* [Given request]: Would you copy out the whole listing exactly as given?

* [Material]:
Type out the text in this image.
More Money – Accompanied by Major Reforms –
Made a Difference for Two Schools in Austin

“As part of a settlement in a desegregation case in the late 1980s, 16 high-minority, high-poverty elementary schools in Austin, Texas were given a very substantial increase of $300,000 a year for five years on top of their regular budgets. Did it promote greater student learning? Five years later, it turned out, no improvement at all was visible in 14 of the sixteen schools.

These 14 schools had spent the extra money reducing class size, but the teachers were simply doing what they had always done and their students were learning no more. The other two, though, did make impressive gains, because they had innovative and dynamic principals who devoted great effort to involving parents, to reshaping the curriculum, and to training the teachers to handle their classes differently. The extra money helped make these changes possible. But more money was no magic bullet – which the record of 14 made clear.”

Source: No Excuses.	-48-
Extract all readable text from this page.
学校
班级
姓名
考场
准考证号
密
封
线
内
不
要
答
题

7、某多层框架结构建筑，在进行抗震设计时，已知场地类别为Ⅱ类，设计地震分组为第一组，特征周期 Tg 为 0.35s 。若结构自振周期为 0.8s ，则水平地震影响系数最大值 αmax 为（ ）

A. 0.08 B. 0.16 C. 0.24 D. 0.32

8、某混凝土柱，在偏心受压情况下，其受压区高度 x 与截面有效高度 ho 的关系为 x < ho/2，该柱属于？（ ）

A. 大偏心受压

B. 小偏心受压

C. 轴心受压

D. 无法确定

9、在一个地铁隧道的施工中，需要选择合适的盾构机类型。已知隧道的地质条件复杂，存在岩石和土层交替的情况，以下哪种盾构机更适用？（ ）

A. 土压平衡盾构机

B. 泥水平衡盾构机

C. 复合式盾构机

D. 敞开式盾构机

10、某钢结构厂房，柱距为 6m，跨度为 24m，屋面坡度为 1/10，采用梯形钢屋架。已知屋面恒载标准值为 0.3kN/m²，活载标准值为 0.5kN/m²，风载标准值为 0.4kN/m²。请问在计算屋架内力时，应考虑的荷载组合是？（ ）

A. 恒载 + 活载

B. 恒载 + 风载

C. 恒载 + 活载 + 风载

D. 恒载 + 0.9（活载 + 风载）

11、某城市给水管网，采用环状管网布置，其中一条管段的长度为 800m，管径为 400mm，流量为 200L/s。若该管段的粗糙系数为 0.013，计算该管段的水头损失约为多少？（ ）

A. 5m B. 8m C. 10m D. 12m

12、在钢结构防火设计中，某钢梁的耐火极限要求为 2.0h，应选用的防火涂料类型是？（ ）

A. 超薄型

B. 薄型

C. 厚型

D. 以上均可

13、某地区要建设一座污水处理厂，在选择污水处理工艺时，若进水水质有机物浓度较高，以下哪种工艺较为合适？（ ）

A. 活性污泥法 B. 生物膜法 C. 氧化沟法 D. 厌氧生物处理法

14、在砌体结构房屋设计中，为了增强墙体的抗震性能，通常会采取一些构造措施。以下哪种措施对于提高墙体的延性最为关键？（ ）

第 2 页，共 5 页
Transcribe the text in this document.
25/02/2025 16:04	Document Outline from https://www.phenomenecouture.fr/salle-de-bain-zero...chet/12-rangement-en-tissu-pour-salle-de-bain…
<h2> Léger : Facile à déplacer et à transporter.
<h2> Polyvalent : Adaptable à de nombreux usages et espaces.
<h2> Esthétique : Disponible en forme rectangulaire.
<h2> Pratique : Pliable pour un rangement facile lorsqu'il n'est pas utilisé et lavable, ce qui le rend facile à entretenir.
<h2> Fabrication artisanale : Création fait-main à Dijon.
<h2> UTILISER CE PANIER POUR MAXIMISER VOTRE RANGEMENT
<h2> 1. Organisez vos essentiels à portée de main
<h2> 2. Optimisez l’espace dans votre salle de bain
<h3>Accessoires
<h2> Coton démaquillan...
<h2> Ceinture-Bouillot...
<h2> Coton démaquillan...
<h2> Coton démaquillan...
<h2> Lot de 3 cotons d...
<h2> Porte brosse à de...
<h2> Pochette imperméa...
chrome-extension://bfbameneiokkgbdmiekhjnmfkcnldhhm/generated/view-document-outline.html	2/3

* [Response for this exercise]:
Type out the text in this image.
More Money – Accompanied by Major Reforms –
Made a Difference for Two Schools in Austin

“As part of a settlement in a desegregation case in the late 1980s, 16 high-minority, high-poverty elementary schools in Austin, Texas were given a very substantial increase of $300,000 a year for five years on top of their regular budgets. Did it promote greater student learning? Five years later, it turned out, no improvement at all was visible in 14 of the sixteen schools.

These 14 schools had spent the extra money reducing class size, but the teachers were simply doing what they had always done and their students were learning no more. The other two, though, did make impressive gains, because they had innovative and dynamic principals who devoted great effort to involving parents, to reshaping the curriculum, and to training the teachers to handle their classes differently. The extra money helped make these changes possible. But more money was no magic bullet – which the record of 14 made clear.”

Source: No Excuses.	-48-
Extract all readable text from this page.
学校
班级
姓名
考场
准考证号
密
封
线
内
不
要
答
题

7、某多层框架结构建筑，在进行抗震设计时，已知场地类别为Ⅱ类，设计地震分组为第一组，特征周期 Tg 为 0.35s 。若结构自振周期为 0.8s ，则水平地震影响系数最大值 αmax 为（ ）

A. 0.08 B. 0.16 C. 0.24 D. 0.32

8、某混凝土柱，在偏心受压情况下，其受压区高度 x 与截面有效高度 ho 的关系为 x < ho/2，该柱属于？（ ）

A. 大偏心受压

B. 小偏心受压

C. 轴心受压

D. 无法确定

9、在一个地铁隧道的施工中，需要选择合适的盾构机类型。已知隧道的地质条件复杂，存在岩石和土层交替的情况，以下哪种盾构机更适用？（ ）

A. 土压平衡盾构机

B. 泥水平衡盾构机

C. 复合式盾构机

D. 敞开式盾构机

10、某钢结构厂房，柱距为 6m，跨度为 24m，屋面坡度为 1/10，采用梯形钢屋架。已知屋面恒载标准值为 0.3kN/m²，活载标准值为 0.5kN/m²，风载标准值为 0.4kN/m²。请问在计算屋架内力时，应考虑的荷载组合是？（ ）

A. 恒载 + 活载

B. 恒载 + 风载

C. 恒载 + 活载 + 风载

D. 恒载 + 0.9（活载 + 风载）

11、某城市给水管网，采用环状管网布置，其中一条管段的长度为 800m，管径为 400mm，流量为 200L/s。若该管段的粗糙系数为 0.013，计算该管段的水头损失约为多少？（ ）

A. 5m B. 8m C. 10m D. 12m

12、在钢结构防火设计中，某钢梁的耐火极限要求为 2.0h，应选用的防火涂料类型是？（ ）

A. 超薄型

B. 薄型

C. 厚型

D. 以上均可

13、某地区要建设一座污水处理厂，在选择污水处理工艺时，若进水水质有机物浓度较高，以下哪种工艺较为合适？（ ）

A. 活性污泥法 B. 生物膜法 C. 氧化沟法 D. 厌氧生物处理法

14、在砌体结构房屋设计中，为了增强墙体的抗震性能，通常会采取一些构造措施。以下哪种措施对于提高墙体的延性最为关键？（ ）

第 2 页，共 5 页
Transcribe the text in this document.
25/02/2025 16:04	Document Outline from https://www.phenomenecouture.fr/salle-de-bain-zero...chet/12-rangement-en-tissu-pour-salle-de-bain…
<h2> Léger : Facile à déplacer et à transporter.
<h2> Polyvalent : Adaptable à de nombreux usages et espaces.
<h2> Esthétique : Disponible en forme rectangulaire.
<h2> Pratique : Pliable pour un rangement facile lorsqu'il n'est pas utilisé et lavable, ce qui le rend facile à entretenir.
<h2> Fabrication artisanale : Création fait-main à Dijon.
<h2> UTILISER CE PANIER POUR MAXIMISER VOTRE RANGEMENT
<h2> 1. Organisez vos essentiels à portée de main
<h2> 2. Optimisez l’espace dans votre salle de bain
<h3>Accessoires
<h2> Coton démaquillan...
<h2> Ceinture-Bouillot...
<h2> Coton démaquillan...
<h2> Coton démaquillan...
<h2> Lot de 3 cotons d...
<h2> Porte brosse à de...
<h2> Pochette imperméa...
chrome-extension://bfbameneiokkgbdmiekhjnmfkcnldhhm/generated/view-document-outline.html	2/3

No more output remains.